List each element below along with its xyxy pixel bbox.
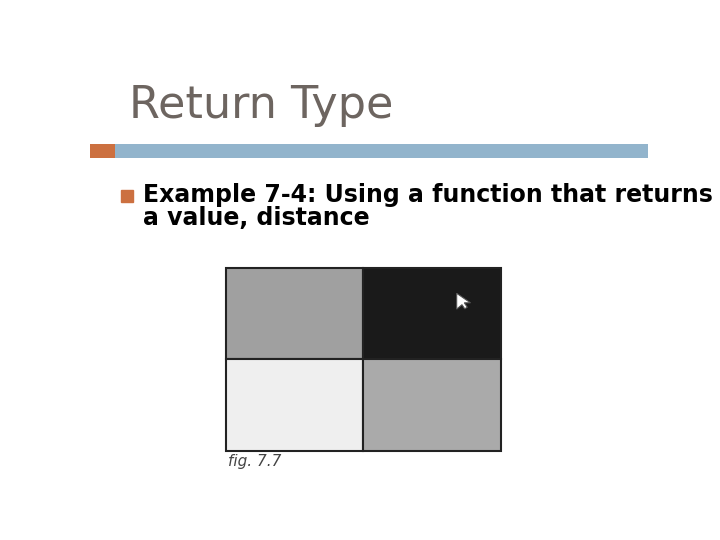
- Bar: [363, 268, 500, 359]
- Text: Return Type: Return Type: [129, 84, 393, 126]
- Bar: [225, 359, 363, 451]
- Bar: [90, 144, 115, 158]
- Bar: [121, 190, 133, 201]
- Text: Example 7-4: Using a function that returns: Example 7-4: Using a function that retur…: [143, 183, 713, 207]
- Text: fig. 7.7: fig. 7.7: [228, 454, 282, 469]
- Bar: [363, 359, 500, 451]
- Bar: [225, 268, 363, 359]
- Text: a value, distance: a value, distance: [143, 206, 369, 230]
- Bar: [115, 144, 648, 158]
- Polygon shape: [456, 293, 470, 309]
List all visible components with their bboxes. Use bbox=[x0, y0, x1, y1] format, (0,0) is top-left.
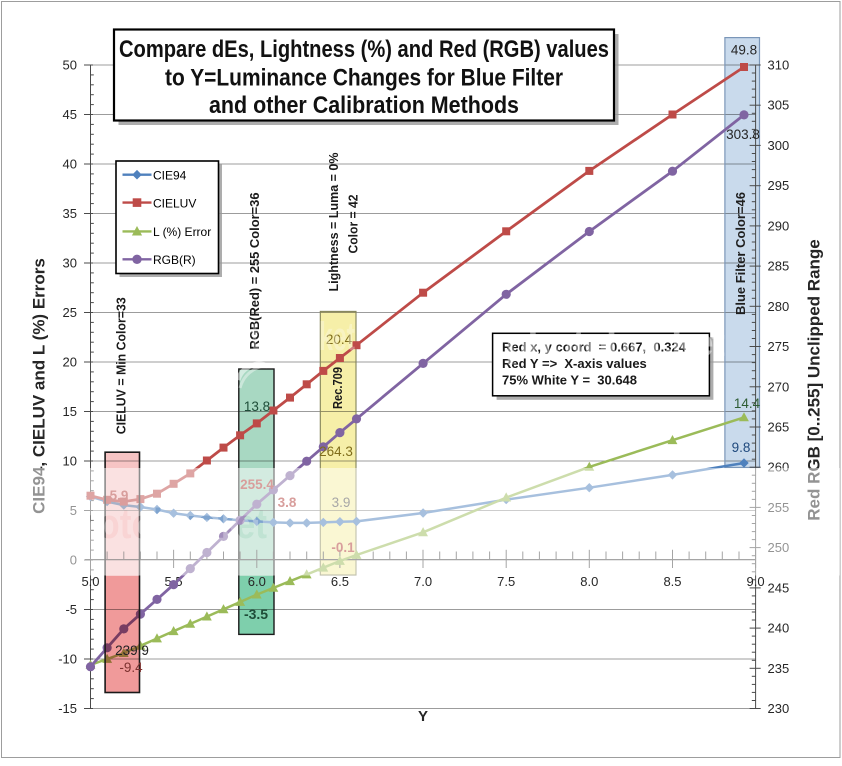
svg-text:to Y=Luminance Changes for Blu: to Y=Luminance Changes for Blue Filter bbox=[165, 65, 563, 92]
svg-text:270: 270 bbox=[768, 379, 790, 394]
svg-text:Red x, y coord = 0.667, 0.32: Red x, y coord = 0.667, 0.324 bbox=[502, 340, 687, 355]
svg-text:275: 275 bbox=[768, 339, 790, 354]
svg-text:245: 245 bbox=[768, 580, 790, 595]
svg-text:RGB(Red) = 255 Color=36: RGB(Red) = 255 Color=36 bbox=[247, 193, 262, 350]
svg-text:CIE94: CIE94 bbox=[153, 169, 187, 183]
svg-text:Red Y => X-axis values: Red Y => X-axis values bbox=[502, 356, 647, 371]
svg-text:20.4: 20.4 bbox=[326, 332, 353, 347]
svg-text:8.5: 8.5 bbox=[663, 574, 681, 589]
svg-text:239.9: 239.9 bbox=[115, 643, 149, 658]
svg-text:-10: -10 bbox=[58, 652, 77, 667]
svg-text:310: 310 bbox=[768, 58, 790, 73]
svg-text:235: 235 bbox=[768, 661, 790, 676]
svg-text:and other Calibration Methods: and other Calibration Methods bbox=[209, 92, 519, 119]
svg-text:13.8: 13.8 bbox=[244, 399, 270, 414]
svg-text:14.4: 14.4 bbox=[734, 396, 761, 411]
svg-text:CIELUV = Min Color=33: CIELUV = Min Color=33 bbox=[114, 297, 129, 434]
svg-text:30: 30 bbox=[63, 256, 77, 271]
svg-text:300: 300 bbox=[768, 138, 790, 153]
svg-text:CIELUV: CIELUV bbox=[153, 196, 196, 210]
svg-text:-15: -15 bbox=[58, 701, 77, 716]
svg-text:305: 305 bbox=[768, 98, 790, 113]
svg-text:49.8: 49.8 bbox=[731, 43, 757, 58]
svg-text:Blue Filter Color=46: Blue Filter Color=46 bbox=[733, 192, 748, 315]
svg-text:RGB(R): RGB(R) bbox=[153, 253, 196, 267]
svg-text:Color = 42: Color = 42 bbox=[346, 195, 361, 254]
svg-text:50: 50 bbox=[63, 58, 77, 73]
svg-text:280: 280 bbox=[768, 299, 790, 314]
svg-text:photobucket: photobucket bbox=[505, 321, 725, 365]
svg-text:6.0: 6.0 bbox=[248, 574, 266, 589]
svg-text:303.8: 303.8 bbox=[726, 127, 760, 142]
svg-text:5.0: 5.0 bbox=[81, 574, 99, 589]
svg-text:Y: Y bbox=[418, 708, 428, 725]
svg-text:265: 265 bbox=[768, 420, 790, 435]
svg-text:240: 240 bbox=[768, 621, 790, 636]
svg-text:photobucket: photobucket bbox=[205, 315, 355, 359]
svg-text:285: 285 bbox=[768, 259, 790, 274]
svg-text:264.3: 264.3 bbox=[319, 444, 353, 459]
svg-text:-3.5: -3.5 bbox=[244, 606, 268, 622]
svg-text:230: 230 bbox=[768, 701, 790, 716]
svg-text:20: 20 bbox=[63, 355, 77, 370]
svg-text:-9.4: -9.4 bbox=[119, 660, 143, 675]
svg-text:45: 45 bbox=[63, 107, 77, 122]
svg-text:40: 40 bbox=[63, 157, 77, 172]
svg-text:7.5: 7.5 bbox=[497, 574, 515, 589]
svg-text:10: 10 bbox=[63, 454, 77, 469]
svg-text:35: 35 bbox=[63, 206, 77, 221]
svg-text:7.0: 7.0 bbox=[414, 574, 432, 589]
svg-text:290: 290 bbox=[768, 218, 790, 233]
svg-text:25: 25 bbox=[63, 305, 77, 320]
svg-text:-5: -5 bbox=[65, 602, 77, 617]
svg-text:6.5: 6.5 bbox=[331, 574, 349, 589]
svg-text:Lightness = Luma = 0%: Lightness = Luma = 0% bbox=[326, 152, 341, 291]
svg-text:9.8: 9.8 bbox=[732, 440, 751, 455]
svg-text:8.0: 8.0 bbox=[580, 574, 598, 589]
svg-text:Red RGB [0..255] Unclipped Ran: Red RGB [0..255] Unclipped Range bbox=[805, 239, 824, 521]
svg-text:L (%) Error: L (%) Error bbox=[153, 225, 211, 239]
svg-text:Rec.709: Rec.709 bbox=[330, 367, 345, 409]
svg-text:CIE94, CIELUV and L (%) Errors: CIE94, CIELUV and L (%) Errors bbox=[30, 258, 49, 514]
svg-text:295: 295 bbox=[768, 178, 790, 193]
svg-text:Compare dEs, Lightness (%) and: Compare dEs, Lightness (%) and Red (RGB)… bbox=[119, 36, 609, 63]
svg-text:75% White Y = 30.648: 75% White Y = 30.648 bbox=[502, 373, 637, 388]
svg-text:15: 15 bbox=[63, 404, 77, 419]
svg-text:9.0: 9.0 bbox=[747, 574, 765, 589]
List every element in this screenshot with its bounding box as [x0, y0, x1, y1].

------------------------

• Exercise prompt:
Can you repeat all of the records above word for word, leaving the pictures out of your answer?

• Reply:
List each element below along with its xyxy pixel bbox.
- Bar: [363, 268, 500, 359]
- Text: Return Type: Return Type: [129, 84, 393, 126]
- Bar: [225, 359, 363, 451]
- Bar: [90, 144, 115, 158]
- Bar: [121, 190, 133, 201]
- Text: Example 7-4: Using a function that returns: Example 7-4: Using a function that retur…: [143, 183, 713, 207]
- Text: fig. 7.7: fig. 7.7: [228, 454, 282, 469]
- Bar: [363, 359, 500, 451]
- Bar: [225, 268, 363, 359]
- Text: a value, distance: a value, distance: [143, 206, 369, 230]
- Bar: [115, 144, 648, 158]
- Polygon shape: [456, 293, 470, 309]
List all visible components with their bboxes. Use bbox=[x0, y0, x1, y1] format, (0,0) is top-left.
svg-text:to Y=Luminance Changes for Blu: to Y=Luminance Changes for Blue Filter bbox=[165, 65, 563, 92]
svg-text:270: 270 bbox=[768, 379, 790, 394]
svg-text:Red x, y coord = 0.667, 0.32: Red x, y coord = 0.667, 0.324 bbox=[502, 340, 687, 355]
svg-text:275: 275 bbox=[768, 339, 790, 354]
svg-text:245: 245 bbox=[768, 580, 790, 595]
svg-text:RGB(Red) = 255 Color=36: RGB(Red) = 255 Color=36 bbox=[247, 193, 262, 350]
svg-text:CIE94: CIE94 bbox=[153, 169, 187, 183]
svg-text:Red Y => X-axis values: Red Y => X-axis values bbox=[502, 356, 647, 371]
svg-text:20.4: 20.4 bbox=[326, 332, 353, 347]
svg-text:8.5: 8.5 bbox=[663, 574, 681, 589]
svg-text:239.9: 239.9 bbox=[115, 643, 149, 658]
svg-text:-10: -10 bbox=[58, 652, 77, 667]
svg-text:310: 310 bbox=[768, 58, 790, 73]
svg-text:235: 235 bbox=[768, 661, 790, 676]
svg-text:and other Calibration Methods: and other Calibration Methods bbox=[209, 92, 519, 119]
svg-text:13.8: 13.8 bbox=[244, 399, 270, 414]
svg-text:14.4: 14.4 bbox=[734, 396, 761, 411]
svg-text:CIELUV = Min Color=33: CIELUV = Min Color=33 bbox=[114, 297, 129, 434]
svg-text:30: 30 bbox=[63, 256, 77, 271]
svg-text:300: 300 bbox=[768, 138, 790, 153]
svg-text:CIELUV: CIELUV bbox=[153, 196, 196, 210]
svg-text:-15: -15 bbox=[58, 701, 77, 716]
svg-text:305: 305 bbox=[768, 98, 790, 113]
svg-text:49.8: 49.8 bbox=[731, 43, 757, 58]
svg-text:Blue Filter Color=46: Blue Filter Color=46 bbox=[733, 192, 748, 315]
svg-text:RGB(R): RGB(R) bbox=[153, 253, 196, 267]
svg-text:Color = 42: Color = 42 bbox=[346, 195, 361, 254]
svg-text:50: 50 bbox=[63, 58, 77, 73]
svg-text:280: 280 bbox=[768, 299, 790, 314]
svg-text:photobucket: photobucket bbox=[505, 321, 725, 365]
svg-text:6.0: 6.0 bbox=[248, 574, 266, 589]
svg-text:303.8: 303.8 bbox=[726, 127, 760, 142]
svg-text:5.0: 5.0 bbox=[81, 574, 99, 589]
svg-text:Y: Y bbox=[418, 708, 428, 725]
svg-text:265: 265 bbox=[768, 420, 790, 435]
svg-text:240: 240 bbox=[768, 621, 790, 636]
svg-text:photobucket: photobucket bbox=[205, 315, 355, 359]
svg-text:285: 285 bbox=[768, 259, 790, 274]
svg-text:264.3: 264.3 bbox=[319, 444, 353, 459]
svg-text:-3.5: -3.5 bbox=[244, 606, 268, 622]
svg-text:230: 230 bbox=[768, 701, 790, 716]
svg-text:20: 20 bbox=[63, 355, 77, 370]
svg-text:-9.4: -9.4 bbox=[119, 660, 143, 675]
svg-text:45: 45 bbox=[63, 107, 77, 122]
svg-text:40: 40 bbox=[63, 157, 77, 172]
svg-text:7.5: 7.5 bbox=[497, 574, 515, 589]
svg-text:10: 10 bbox=[63, 454, 77, 469]
svg-text:35: 35 bbox=[63, 206, 77, 221]
svg-text:7.0: 7.0 bbox=[414, 574, 432, 589]
svg-text:290: 290 bbox=[768, 218, 790, 233]
svg-text:25: 25 bbox=[63, 305, 77, 320]
svg-text:-5: -5 bbox=[65, 602, 77, 617]
svg-text:6.5: 6.5 bbox=[331, 574, 349, 589]
svg-text:Lightness = Luma = 0%: Lightness = Luma = 0% bbox=[326, 152, 341, 291]
svg-text:9.8: 9.8 bbox=[732, 440, 751, 455]
svg-text:8.0: 8.0 bbox=[580, 574, 598, 589]
svg-text:Red RGB [0..255] Unclipped Ran: Red RGB [0..255] Unclipped Range bbox=[805, 239, 824, 521]
svg-text:L (%) Error: L (%) Error bbox=[153, 225, 211, 239]
svg-text:Rec.709: Rec.709 bbox=[330, 367, 345, 409]
svg-text:CIE94, CIELUV and L (%) Errors: CIE94, CIELUV and L (%) Errors bbox=[30, 258, 49, 514]
svg-text:295: 295 bbox=[768, 178, 790, 193]
svg-text:Compare dEs, Lightness (%) and: Compare dEs, Lightness (%) and Red (RGB)… bbox=[119, 36, 609, 63]
svg-text:75% White Y = 30.648: 75% White Y = 30.648 bbox=[502, 373, 637, 388]
svg-text:15: 15 bbox=[63, 404, 77, 419]
svg-text:9.0: 9.0 bbox=[747, 574, 765, 589]
List every element in this screenshot with its bounding box as [x0, y0, x1, y1].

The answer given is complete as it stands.